- **Document segment**
○ ○ ○ ○
But Mr. Mayer said, “If you read it a certain way, you can pull out a multiplicity of voices.” He hinted that a triumvirate of characters referred to elliptically in the album’s lyrics, with names like Jesus of Suburbia, St. Jimmy and Whatshername, would likely emerge as the central characters.
The show will premiere at the Berkeley Repertory Theater, where I saw my favorite ever production of Waiting for Godot. This may call for a special trip back to the Bay Area just to see.
Speaking of (far less interesting) American idiots, Glenn Beck is shooting up the pop charts at Fox News, with a dystopian fervor that would make Father Coughlin blush. I had a student recently recommend him, in response to an offhand comment that Sean Hannity was too interminably dull and machine-gun-like in his delivery to tolerate for more than a minute or two. The same cannot be said for Beck, and perhaps he's the latest contender for the Father Couglin Media Chair for Unctuous Paranoia:
While Mr. O’Reilly, the 8 p.m. host, paints himself as the outsider and Mr. Hannity, at 9, is more consistently ideological, Mr. Beck presents himself as a revivalist in a troubled land. He preaches against politicians, hosts regular segments titled “Constitution Under Attack” and “Economic Apocalypse,” and occasionally breaks into tears. . . . Tapping into fear about the future, Mr. Beck also lingers over doomsday situations; in a series called “The War Room” last month he talked to experts about the possibility of global financial panic and widespread outbreaks of violence. He challenged viewers to “think the unthinkable” so that they would be prepared in case of emergency.
He says that America is “on the road to socialism” and that “God and religion are under attack in the U.S.” He recently wondered aloud whether FEMA was setting up concentration camps, calling it a rumor that he was unable to debunk.
To the suggestion that he sounds like a preacher, Beck responded:
When it was suggested in an interview that he sometimes sounds like a preacher, he responded, “No. You’ve never met a more flawed guy than me.” He added later: “I say on the air all time, ‘if you take what I say as gospel, you’re an idiot.’ ”
I'm just saying. Paranoia strikes deep in the heartland.
Addendum: Christopher from Juvenile Instructor adds the following helpful context in the comments section:
An adult convert to Mormonism, Beck seems to be heavily influenced by the libertarian strand of Mormon political thought popularized by now-deceased Mormon apostle and church president (and former secretary of agriculture) Ezra Taft Benson and the now-deceased conservative commentator Cleon Skousen back in the mid twentieth century. Topics like "the constitution under attack" were favorites of both men, and their anti-communist rhetoric sometimes made its way into official church publications and over the pulpit in worldwide broadcasts to the church membership.Beck's own popularity (at least within conservative Mormon circles, where's he quite popular) seems to be in part a result of his playing upon Mormon millenarian thought/fears--tying world events to apocalyptic scenarios and signs of the times--and in part the related approach of constructing U.S. history as a story of a Christian nation slowly disintegrating under the constant threats of secularism and socialism.That he's immensely popular in Mormon circles in the U.S., where most Mormons are quite conservative, is not too surprising. That he's found such a cult following among the larger conservative crowd is much more so. For all of the attention Romney's religion received in the Republican primaries, Beck has managed to largely avoid conflict with the sometimes antagonistic evangelical crowd, and many of them seem to quite like him. There was a recent episode that caused a bit of a stir in which Focus on the Family pulled an article authored by Beck from its website, but that seems to be about it). And its not that Beck isn't open about his faith. His conversion story is a best seller at Mormon bookstores, and he's spoken about his church on various occasions on his show.
○ ○ ○ ○
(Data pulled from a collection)
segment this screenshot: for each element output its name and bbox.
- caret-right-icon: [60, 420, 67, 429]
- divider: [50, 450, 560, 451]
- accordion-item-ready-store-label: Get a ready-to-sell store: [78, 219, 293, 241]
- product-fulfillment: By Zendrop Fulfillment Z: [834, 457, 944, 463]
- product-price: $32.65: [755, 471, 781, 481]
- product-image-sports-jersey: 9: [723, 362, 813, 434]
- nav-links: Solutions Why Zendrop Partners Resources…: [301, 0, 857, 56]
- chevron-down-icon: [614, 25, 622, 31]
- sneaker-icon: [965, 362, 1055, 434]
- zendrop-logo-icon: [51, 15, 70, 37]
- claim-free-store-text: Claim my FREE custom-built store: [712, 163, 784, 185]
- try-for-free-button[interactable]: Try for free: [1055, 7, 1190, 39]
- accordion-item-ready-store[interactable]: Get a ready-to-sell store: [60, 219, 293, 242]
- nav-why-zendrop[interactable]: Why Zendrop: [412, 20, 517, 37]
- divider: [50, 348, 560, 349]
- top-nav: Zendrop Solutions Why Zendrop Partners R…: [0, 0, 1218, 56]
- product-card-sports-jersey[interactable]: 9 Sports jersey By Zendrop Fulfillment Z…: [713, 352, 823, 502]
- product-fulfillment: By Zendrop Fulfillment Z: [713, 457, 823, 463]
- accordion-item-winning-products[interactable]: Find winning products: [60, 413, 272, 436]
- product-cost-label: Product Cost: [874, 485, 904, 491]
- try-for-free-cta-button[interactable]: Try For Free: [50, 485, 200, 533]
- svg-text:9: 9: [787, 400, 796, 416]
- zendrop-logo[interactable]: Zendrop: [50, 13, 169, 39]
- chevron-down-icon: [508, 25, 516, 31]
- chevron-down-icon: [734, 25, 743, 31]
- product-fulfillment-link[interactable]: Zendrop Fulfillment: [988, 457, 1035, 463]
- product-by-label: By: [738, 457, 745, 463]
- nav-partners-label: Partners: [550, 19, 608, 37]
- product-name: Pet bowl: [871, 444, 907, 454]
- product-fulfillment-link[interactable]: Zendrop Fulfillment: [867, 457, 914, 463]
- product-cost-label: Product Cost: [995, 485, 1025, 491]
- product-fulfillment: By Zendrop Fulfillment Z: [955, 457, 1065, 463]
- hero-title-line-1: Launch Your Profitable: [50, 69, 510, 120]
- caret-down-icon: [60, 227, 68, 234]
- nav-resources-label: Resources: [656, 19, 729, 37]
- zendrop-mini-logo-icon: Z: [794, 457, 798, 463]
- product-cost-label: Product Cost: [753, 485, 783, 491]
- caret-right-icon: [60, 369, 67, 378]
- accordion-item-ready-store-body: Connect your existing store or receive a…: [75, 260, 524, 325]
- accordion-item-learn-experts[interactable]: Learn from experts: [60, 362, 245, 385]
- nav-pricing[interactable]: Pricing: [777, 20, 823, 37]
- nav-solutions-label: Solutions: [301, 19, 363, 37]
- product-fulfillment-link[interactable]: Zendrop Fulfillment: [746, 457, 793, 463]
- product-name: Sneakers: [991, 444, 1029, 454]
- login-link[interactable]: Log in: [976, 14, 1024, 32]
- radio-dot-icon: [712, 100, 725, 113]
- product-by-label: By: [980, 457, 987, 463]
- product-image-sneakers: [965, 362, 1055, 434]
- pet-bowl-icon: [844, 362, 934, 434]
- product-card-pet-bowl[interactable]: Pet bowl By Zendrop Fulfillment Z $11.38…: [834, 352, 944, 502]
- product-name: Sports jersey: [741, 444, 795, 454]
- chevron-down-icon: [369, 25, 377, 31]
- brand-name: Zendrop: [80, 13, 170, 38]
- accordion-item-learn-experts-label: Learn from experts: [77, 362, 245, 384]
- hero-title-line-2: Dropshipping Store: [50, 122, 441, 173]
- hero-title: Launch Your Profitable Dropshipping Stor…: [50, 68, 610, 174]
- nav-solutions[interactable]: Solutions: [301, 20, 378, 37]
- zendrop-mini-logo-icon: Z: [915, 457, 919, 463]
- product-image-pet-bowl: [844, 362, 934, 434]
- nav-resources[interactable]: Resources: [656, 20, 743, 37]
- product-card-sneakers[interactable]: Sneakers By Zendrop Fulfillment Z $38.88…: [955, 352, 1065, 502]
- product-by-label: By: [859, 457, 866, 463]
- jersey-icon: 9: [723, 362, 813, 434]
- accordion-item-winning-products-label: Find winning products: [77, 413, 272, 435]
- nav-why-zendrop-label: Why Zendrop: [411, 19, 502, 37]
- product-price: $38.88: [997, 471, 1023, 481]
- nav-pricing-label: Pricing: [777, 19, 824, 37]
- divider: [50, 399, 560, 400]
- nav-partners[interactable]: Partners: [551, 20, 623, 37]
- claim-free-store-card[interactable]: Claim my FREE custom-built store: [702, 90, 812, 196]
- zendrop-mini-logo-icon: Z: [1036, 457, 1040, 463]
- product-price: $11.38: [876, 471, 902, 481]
○ ○ ○ ○
- **Work instruction A**
In the post, which theater will host the show's premiere?
- **Work instruction B**
Duplicate the part of the post from "He says that" up to and including "in the heartland.".
The records can be ignored.

- **Your response A**
The Berkeley Repertory Theater.

- **Your response B**
He says that America is “on the road to socialism” and that “God and religion are under attack in the U.S.” He recently wondered aloud whether FEMA was setting up concentration camps, calling it a rumor that he was unable to debunk.
To the suggestion that he sounds like a preacher, Beck responded:
When it was suggested in an interview that he sometimes sounds like a preacher, he responded, “No. You’ve never met a more flawed guy than me.” He added later: “I say on the air all time, ‘if you take what I say as gospel, you’re an idiot.’ ”
I'm just saying. Paranoia strikes deep in the heartland.